** start Dataset **
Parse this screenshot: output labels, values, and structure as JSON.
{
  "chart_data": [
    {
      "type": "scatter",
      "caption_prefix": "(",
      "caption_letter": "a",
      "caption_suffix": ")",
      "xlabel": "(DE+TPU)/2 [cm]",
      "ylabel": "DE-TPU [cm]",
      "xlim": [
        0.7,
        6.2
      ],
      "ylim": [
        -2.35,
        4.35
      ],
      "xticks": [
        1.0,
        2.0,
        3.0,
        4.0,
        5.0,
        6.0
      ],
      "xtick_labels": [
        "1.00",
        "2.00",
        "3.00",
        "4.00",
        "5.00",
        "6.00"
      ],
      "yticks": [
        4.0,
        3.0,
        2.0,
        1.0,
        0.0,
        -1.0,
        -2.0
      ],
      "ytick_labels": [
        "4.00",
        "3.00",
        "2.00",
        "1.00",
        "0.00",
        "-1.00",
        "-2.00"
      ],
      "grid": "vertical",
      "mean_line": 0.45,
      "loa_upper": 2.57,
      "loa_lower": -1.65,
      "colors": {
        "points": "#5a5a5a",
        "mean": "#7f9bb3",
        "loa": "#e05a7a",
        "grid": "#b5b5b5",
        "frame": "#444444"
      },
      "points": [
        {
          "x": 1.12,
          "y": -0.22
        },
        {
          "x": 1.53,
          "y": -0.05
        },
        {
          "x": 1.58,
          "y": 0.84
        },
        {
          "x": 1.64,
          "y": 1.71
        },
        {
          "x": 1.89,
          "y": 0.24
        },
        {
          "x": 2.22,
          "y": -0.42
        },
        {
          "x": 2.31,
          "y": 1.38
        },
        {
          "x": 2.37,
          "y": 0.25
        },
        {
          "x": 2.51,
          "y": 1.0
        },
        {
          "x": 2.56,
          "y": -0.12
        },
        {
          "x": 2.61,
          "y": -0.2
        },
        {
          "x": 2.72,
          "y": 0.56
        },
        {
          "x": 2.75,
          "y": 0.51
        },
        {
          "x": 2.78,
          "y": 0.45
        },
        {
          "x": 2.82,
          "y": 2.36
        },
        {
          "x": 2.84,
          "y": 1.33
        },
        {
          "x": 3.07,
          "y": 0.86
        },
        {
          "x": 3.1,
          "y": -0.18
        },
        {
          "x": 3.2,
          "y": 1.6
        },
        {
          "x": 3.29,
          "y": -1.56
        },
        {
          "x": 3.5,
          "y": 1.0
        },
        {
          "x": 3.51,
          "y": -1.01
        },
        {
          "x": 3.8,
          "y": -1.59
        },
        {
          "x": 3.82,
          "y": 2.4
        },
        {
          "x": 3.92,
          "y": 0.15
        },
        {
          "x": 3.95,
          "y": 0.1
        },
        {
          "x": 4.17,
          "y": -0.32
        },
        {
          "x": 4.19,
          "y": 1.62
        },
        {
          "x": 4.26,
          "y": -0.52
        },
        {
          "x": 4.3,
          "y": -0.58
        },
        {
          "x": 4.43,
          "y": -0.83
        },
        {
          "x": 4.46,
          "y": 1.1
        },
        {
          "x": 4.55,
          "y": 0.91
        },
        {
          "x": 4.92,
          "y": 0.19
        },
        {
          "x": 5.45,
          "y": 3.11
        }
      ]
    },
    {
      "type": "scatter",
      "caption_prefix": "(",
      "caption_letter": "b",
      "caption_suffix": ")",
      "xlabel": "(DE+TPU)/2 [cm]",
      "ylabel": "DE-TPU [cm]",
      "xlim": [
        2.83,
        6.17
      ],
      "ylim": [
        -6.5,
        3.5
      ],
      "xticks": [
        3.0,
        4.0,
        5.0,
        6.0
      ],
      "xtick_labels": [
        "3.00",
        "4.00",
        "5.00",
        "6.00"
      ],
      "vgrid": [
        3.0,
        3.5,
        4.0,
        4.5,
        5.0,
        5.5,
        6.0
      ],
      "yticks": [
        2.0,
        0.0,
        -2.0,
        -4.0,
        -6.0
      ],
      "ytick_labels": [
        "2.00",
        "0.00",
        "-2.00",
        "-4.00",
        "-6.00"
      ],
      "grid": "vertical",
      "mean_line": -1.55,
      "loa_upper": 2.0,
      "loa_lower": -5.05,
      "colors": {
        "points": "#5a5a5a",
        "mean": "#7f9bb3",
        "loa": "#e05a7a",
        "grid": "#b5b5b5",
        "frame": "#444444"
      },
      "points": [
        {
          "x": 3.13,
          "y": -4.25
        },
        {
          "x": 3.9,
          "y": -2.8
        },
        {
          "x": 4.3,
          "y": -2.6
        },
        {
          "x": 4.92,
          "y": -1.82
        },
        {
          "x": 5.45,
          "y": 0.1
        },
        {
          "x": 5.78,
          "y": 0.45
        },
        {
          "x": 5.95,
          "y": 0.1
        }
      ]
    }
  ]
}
** end Dataset **
• **Your objective**
Output all of the material exactly as written.

• **Exercise answer**
Parse this screenshot: output labels, values, and structure as JSON.
{
  "chart_data": [
    {
      "type": "scatter",
      "caption_prefix": "(",
      "caption_letter": "a",
      "caption_suffix": ")",
      "xlabel": "(DE+TPU)/2 [cm]",
      "ylabel": "DE-TPU [cm]",
      "xlim": [
        0.7,
        6.2
      ],
      "ylim": [
        -2.35,
        4.35
      ],
      "xticks": [
        1.0,
        2.0,
        3.0,
        4.0,
        5.0,
        6.0
      ],
      "xtick_labels": [
        "1.00",
        "2.00",
        "3.00",
        "4.00",
        "5.00",
        "6.00"
      ],
      "yticks": [
        4.0,
        3.0,
        2.0,
        1.0,
        0.0,
        -1.0,
        -2.0
      ],
      "ytick_labels": [
        "4.00",
        "3.00",
        "2.00",
        "1.00",
        "0.00",
        "-1.00",
        "-2.00"
      ],
      "grid": "vertical",
      "mean_line": 0.45,
      "loa_upper": 2.57,
      "loa_lower": -1.65,
      "colors": {
        "points": "#5a5a5a",
        "mean": "#7f9bb3",
        "loa": "#e05a7a",
        "grid": "#b5b5b5",
        "frame": "#444444"
      },
      "points": [
        {
          "x": 1.12,
          "y": -0.22
        },
        {
          "x": 1.53,
          "y": -0.05
        },
        {
          "x": 1.58,
          "y": 0.84
        },
        {
          "x": 1.64,
          "y": 1.71
        },
        {
          "x": 1.89,
          "y": 0.24
        },
        {
          "x": 2.22,
          "y": -0.42
        },
        {
          "x": 2.31,
          "y": 1.38
        },
        {
          "x": 2.37,
          "y": 0.25
        },
        {
          "x": 2.51,
          "y": 1.0
        },
        {
          "x": 2.56,
          "y": -0.12
        },
        {
          "x": 2.61,
          "y": -0.2
        },
        {
          "x": 2.72,
          "y": 0.56
        },
        {
          "x": 2.75,
          "y": 0.51
        },
        {
          "x": 2.78,
          "y": 0.45
        },
        {
          "x": 2.82,
          "y": 2.36
        },
        {
          "x": 2.84,
          "y": 1.33
        },
        {
          "x": 3.07,
          "y": 0.86
        },
        {
          "x": 3.1,
          "y": -0.18
        },
        {
          "x": 3.2,
          "y": 1.6
        },
        {
          "x": 3.29,
          "y": -1.56
        },
        {
          "x": 3.5,
          "y": 1.0
        },
        {
          "x": 3.51,
          "y": -1.01
        },
        {
          "x": 3.8,
          "y": -1.59
        },
        {
          "x": 3.82,
          "y": 2.4
        },
        {
          "x": 3.92,
          "y": 0.15
        },
        {
          "x": 3.95,
          "y": 0.1
        },
        {
          "x": 4.17,
          "y": -0.32
        },
        {
          "x": 4.19,
          "y": 1.62
        },
        {
          "x": 4.26,
          "y": -0.52
        },
        {
          "x": 4.3,
          "y": -0.58
        },
        {
          "x": 4.43,
          "y": -0.83
        },
        {
          "x": 4.46,
          "y": 1.1
        },
        {
          "x": 4.55,
          "y": 0.91
        },
        {
          "x": 4.92,
          "y": 0.19
        },
        {
          "x": 5.45,
          "y": 3.11
        }
      ]
    },
    {
      "type": "scatter",
      "caption_prefix": "(",
      "caption_letter": "b",
      "caption_suffix": ")",
      "xlabel": "(DE+TPU)/2 [cm]",
      "ylabel": "DE-TPU [cm]",
      "xlim": [
        2.83,
        6.17
      ],
      "ylim": [
        -6.5,
        3.5
      ],
      "xticks": [
        3.0,
        4.0,
        5.0,
        6.0
      ],
      "xtick_labels": [
        "3.00",
        "4.00",
        "5.00",
        "6.00"
      ],
      "vgrid": [
        3.0,
        3.5,
        4.0,
        4.5,
        5.0,
        5.5,
        6.0
      ],
      "yticks": [
        2.0,
        0.0,
        -2.0,
        -4.0,
        -6.0
      ],
      "ytick_labels": [
        "2.00",
        "0.00",
        "-2.00",
        "-4.00",
        "-6.00"
      ],
      "grid": "vertical",
      "mean_line": -1.55,
      "loa_upper": 2.0,
      "loa_lower": -5.05,
      "colors": {
        "points": "#5a5a5a",
        "mean": "#7f9bb3",
        "loa": "#e05a7a",
        "grid": "#b5b5b5",
        "frame": "#444444"
      },
      "points": [
        {
          "x": 3.13,
          "y": -4.25
        },
        {
          "x": 3.9,
          "y": -2.8
        },
        {
          "x": 4.3,
          "y": -2.6
        },
        {
          "x": 4.92,
          "y": -1.82
        },
        {
          "x": 5.45,
          "y": 0.1
        },
        {
          "x": 5.78,
          "y": 0.45
        },
        {
          "x": 5.95,
          "y": 0.1
        }
      ]
    }
  ]
}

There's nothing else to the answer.